→ **Listed entries**:
-*-
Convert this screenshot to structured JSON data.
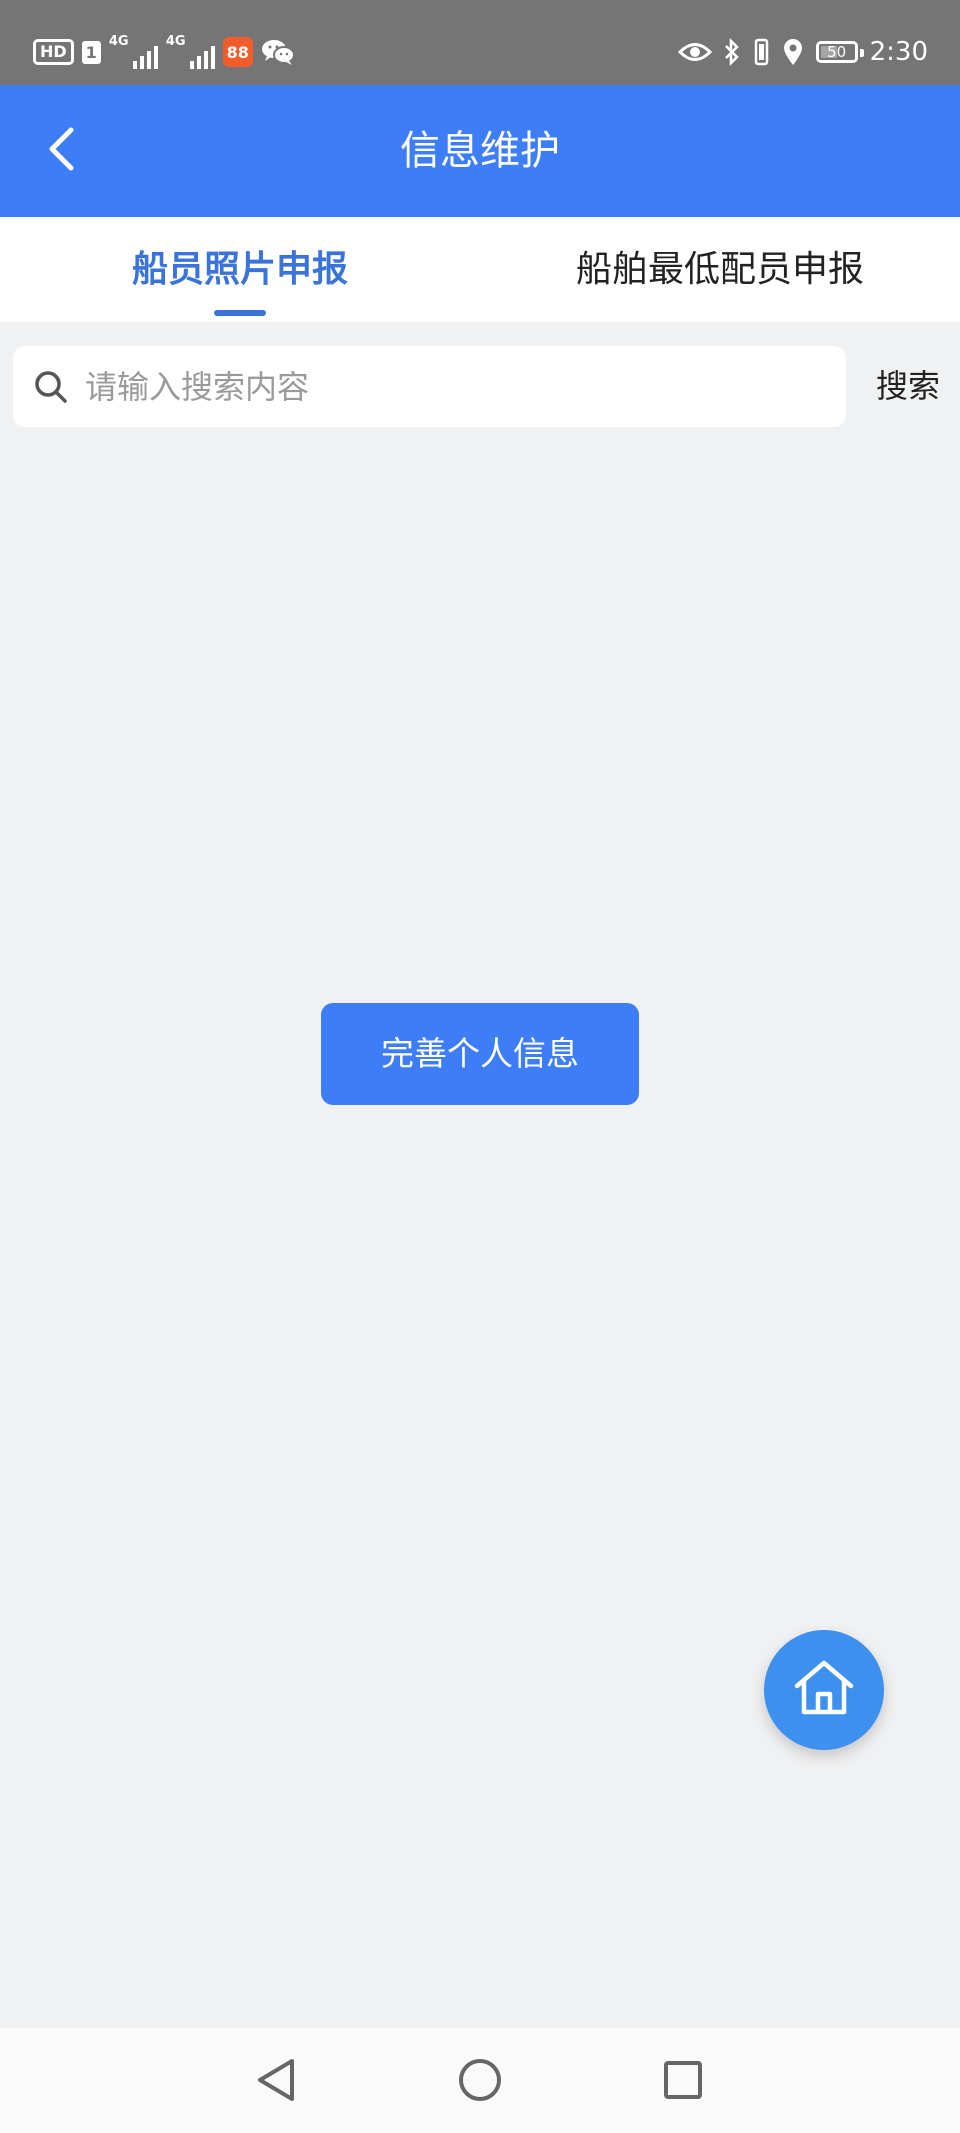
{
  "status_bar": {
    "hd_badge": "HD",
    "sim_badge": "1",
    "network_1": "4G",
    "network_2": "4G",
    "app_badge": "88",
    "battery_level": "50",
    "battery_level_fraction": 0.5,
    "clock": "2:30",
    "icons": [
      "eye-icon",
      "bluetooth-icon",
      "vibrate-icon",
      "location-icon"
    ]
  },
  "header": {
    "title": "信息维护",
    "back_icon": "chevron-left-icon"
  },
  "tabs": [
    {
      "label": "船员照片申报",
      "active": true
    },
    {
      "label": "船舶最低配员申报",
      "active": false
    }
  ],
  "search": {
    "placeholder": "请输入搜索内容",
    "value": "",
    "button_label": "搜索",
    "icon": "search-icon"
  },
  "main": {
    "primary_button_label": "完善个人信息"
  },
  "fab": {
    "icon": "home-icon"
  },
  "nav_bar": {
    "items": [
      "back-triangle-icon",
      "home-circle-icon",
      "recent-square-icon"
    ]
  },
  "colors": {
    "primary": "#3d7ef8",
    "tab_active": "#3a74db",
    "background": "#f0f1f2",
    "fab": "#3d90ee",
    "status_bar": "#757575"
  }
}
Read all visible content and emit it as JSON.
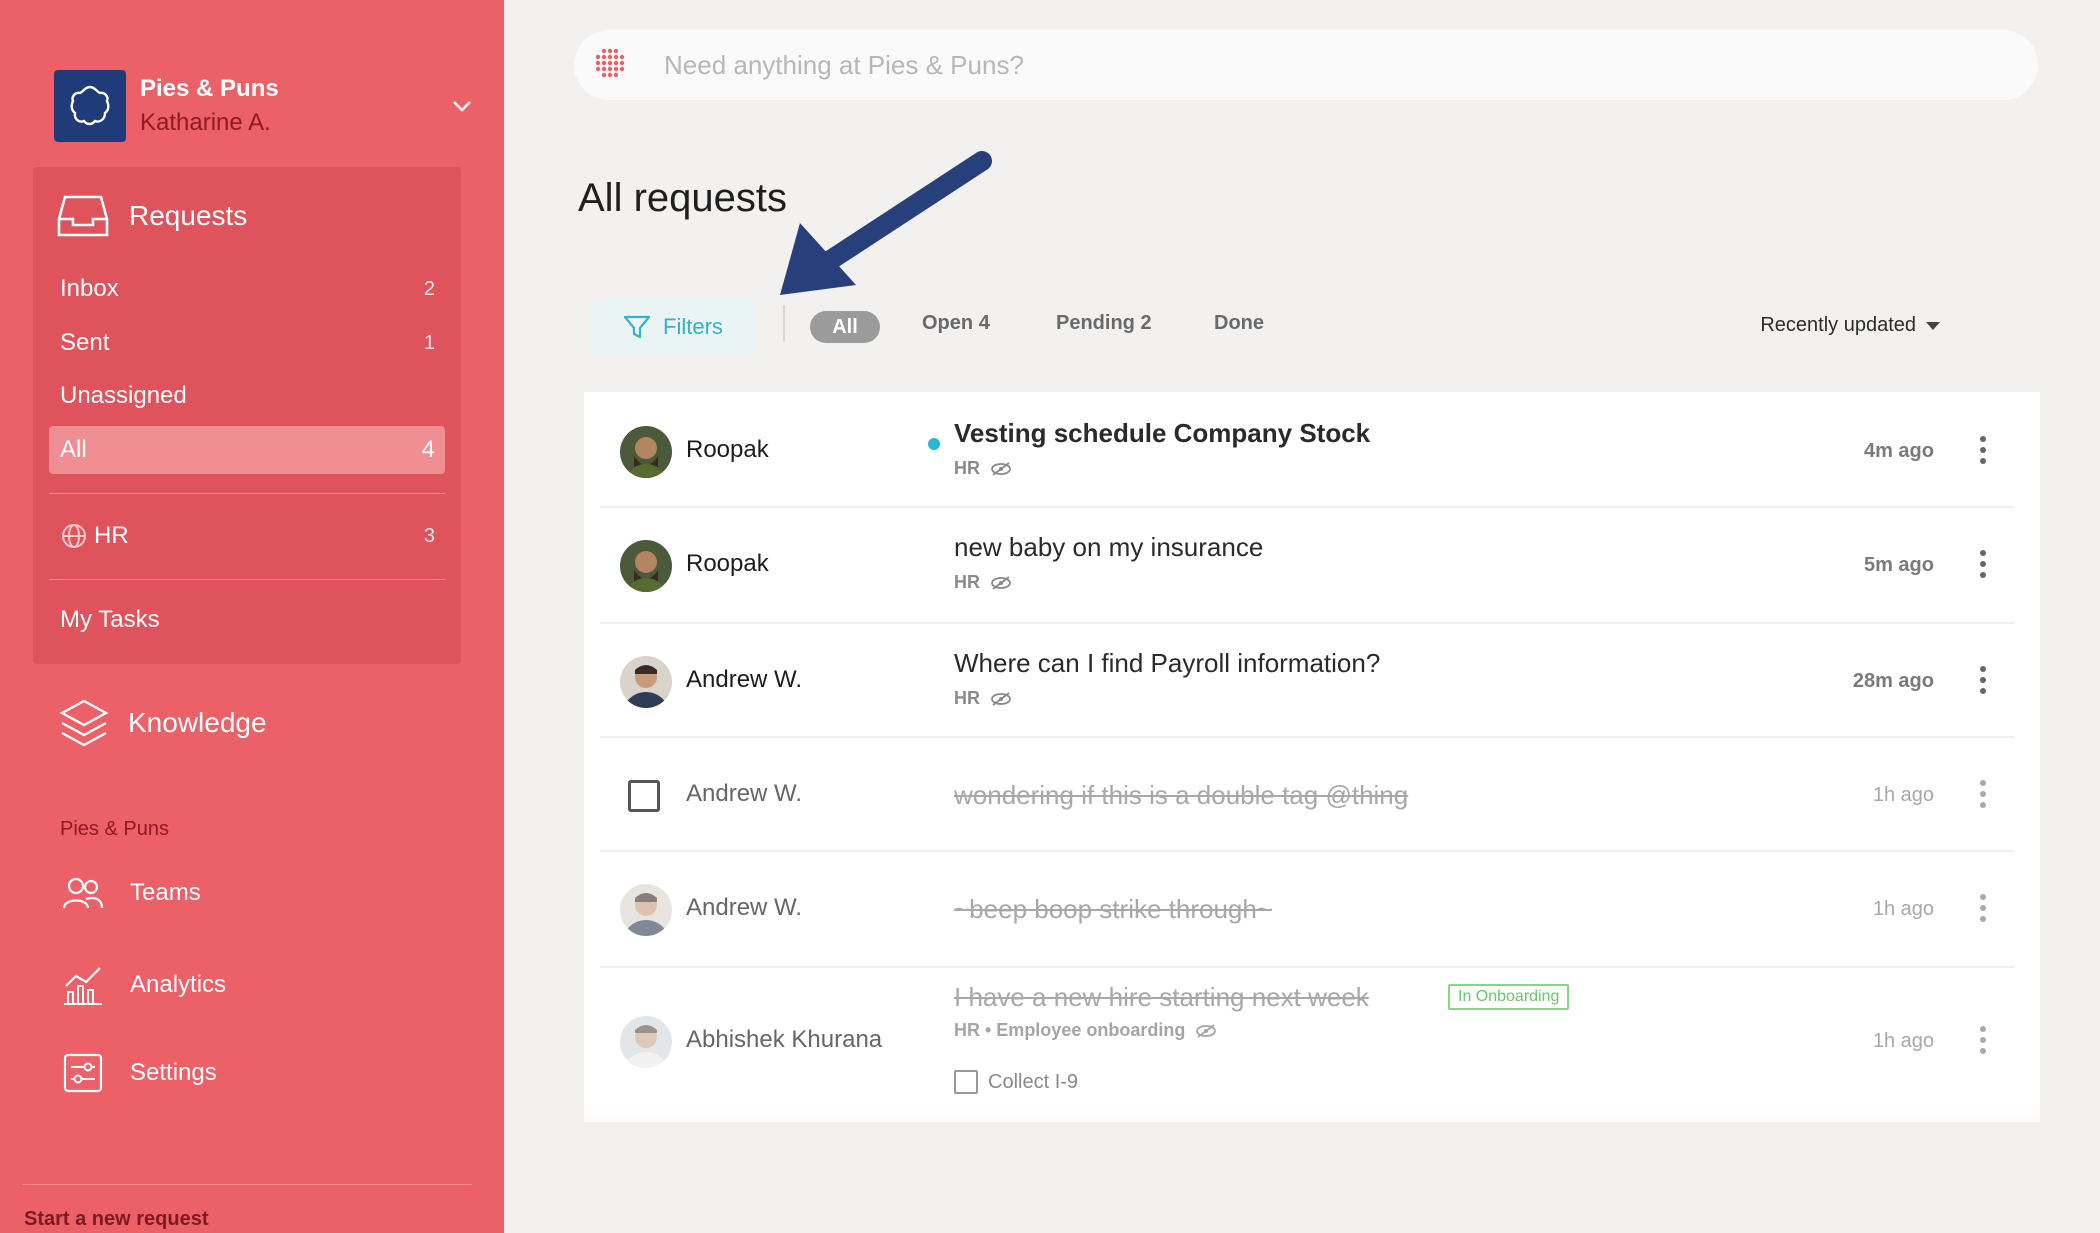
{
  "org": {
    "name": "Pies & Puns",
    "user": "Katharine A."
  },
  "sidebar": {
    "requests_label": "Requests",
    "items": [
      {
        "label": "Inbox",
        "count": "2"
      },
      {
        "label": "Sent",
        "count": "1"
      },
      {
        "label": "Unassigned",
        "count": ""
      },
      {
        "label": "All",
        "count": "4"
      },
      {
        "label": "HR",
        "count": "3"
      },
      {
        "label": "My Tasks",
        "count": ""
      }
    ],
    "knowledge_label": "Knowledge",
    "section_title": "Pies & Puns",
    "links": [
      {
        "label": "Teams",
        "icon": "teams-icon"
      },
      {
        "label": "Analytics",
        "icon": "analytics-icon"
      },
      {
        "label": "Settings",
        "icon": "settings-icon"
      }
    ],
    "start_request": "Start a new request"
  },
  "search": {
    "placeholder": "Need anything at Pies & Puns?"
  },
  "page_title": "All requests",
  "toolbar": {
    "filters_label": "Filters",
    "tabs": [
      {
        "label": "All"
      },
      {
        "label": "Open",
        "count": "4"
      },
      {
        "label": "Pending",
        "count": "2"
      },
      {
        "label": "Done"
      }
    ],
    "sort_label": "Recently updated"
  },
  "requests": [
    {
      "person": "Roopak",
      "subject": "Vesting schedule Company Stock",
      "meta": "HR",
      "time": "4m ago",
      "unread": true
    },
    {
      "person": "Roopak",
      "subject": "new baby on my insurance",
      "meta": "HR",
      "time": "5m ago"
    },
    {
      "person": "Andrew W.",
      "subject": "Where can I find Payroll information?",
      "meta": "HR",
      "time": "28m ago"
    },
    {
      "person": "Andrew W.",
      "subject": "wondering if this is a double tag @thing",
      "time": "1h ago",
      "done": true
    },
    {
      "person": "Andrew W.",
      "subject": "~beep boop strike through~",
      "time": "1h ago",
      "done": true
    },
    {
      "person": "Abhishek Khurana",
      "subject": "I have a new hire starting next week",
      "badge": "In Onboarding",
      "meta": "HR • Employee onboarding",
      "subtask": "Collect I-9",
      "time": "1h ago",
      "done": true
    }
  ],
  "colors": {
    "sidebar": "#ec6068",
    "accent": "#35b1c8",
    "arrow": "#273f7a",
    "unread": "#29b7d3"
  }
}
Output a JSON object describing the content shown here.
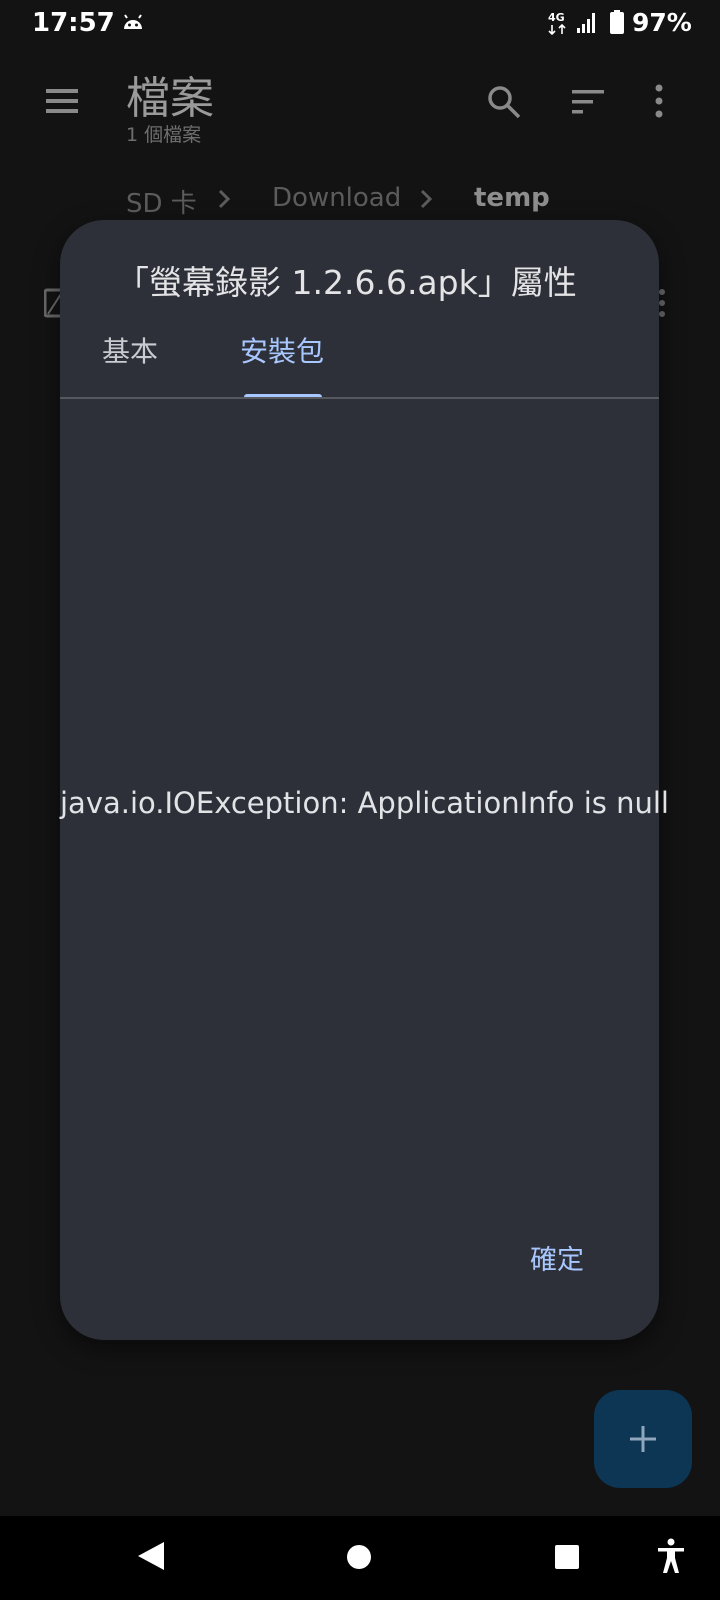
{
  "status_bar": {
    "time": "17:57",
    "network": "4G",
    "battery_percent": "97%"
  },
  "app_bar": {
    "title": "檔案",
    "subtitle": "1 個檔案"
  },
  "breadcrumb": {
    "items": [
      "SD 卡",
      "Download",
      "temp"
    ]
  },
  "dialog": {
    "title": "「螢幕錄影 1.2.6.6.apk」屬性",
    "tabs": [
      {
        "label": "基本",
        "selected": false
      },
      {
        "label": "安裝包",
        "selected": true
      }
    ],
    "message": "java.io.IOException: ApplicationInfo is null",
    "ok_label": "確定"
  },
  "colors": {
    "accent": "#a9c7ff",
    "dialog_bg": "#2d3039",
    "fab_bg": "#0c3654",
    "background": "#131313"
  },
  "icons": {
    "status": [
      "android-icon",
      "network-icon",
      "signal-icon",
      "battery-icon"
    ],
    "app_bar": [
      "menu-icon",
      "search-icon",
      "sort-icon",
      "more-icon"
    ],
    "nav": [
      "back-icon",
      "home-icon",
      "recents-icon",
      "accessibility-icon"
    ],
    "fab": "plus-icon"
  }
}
-*-
→ **Written task**: Tell how many lines in the records above contain "subject", giving the number and no other words.

→ **Answer to this exercise**: 6